• SHORT EXERCISE 1: Quote the newsletter excerpt word for word, starting with "IndiaSpend is a" and going on through "farmers in Mozambique.".
• SHORT EXERCISE 2:
Using the newsletter excerpt, decide whether each statement is true. Answer yes or no, and quote the words that settle it.
(a) IndiaSpend calls itself a niche within a niche.
(b) IndiaSpend's main yardsticks are unique users and page views.
(c) Sushmita reported from Jharkhand in December 2023.
• SHORT EXERCISE 3:
Answer these questions from the newsletter excerpt:
(a) Which region did Sushmita report from?
(b) Which organization announced funding for a project inspired by her story?
(c) The project seeks to promote experience sharing between whom?

==== SOURCE EXCERPT

India's Millets Boom Isn't Helping Farmers' Incomes
Also this week: Heartening impact of our work, how ancient wisdom is fostering green architecture, and continuing man-animal conflict
Hello
NEWSROOMS have various yardsticks to measure the quality and efficacy of the work they do: unique users, repeat visitors, page views, time spend…
The lens(es) a newsroom choses to measure its work depends on what it hopes to accomplish.
IndiaSpend is a niche site—or more accurately, a niche nestled within a niche. We do data-centric journalism and, even within that category, we tend to focus on a few themes: climate change and environment, healthcare, education and livelihoods, gender issues, etc.
For sites such as ours, unique users and page views are not useful yardsticks—what we focus on, above all else, is impact.
Back in December 2023, Sushmita reported from Jharkhand on how a community impacted by climate change was finding its own solutions, without waiting on government interventions to solve their problems for them.

The Pulitzer Center took note, and has announced funding for a project that draws inspiration from Sushmita’s story and seeks to promote experience sharing between small farmers in Mozambique.

========
==== DATA PROVIDED

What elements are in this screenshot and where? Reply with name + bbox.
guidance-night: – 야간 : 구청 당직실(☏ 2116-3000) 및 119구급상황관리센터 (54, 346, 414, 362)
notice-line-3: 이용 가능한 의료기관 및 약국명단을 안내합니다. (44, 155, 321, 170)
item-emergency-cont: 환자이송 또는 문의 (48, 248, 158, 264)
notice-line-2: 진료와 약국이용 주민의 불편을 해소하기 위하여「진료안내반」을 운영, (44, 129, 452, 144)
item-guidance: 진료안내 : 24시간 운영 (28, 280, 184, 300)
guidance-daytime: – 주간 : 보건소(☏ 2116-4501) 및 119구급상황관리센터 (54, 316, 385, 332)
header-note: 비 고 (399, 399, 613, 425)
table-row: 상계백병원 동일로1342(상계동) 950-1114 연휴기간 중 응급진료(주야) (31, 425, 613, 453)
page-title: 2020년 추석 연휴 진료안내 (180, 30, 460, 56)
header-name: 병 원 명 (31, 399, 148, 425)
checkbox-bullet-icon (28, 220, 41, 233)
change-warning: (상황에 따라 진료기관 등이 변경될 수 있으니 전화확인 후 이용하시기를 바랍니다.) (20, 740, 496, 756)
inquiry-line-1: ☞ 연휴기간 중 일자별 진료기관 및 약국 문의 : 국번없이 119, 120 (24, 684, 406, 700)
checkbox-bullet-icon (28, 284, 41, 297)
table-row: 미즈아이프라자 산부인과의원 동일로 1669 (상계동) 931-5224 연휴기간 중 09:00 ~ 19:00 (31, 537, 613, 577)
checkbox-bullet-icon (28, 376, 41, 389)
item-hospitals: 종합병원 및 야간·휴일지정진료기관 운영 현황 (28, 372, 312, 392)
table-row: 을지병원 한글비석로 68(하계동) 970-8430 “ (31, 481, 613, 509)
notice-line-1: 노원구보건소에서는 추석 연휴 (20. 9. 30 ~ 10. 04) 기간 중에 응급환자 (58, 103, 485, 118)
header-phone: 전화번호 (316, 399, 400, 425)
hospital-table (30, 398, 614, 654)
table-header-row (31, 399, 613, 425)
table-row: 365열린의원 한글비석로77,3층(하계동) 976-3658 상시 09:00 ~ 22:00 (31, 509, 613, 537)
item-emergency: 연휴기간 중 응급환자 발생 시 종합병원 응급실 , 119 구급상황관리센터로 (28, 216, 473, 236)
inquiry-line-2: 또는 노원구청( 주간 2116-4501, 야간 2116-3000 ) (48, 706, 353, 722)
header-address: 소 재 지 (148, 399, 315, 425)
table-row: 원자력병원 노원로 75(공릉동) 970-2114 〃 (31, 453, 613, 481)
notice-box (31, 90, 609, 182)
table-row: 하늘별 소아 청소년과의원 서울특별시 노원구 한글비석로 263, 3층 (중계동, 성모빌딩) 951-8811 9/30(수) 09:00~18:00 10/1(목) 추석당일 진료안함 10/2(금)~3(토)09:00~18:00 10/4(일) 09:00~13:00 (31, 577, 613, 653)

========

• OUTPUT 1:
IndiaSpend is a niche site—or more accurately, a niche nestled within a niche. We do data-centric journalism and, even within that category, we tend to focus on a few themes: climate change and environment, healthcare, education and livelihoods, gender issues, etc.
For sites such as ours, unique users and page views are not useful yardsticks—what we focus on, above all else, is impact.
Back in December 2023, Sushmita reported from Jharkhand on how a community impacted by climate change was finding its own solutions, without waiting on government interventions to solve their problems for them.

The Pulitzer Center took note, and has announced funding for a project that draws inspiration from Sushmita’s story and seeks to promote experience sharing between small farmers in Mozambique.

• OUTPUT 2:
(a) Yes: "a niche nestled within a niche"
(b) No: "unique users and page views are not useful yardsticks—what we focus on, above all else, is impact."
(c) Yes: "Back in December 2023, Sushmita reported from Jharkhand"

• OUTPUT 3:
(a) Jharkhand
(b) The Pulitzer Center
(c) Small farmers in Mozambique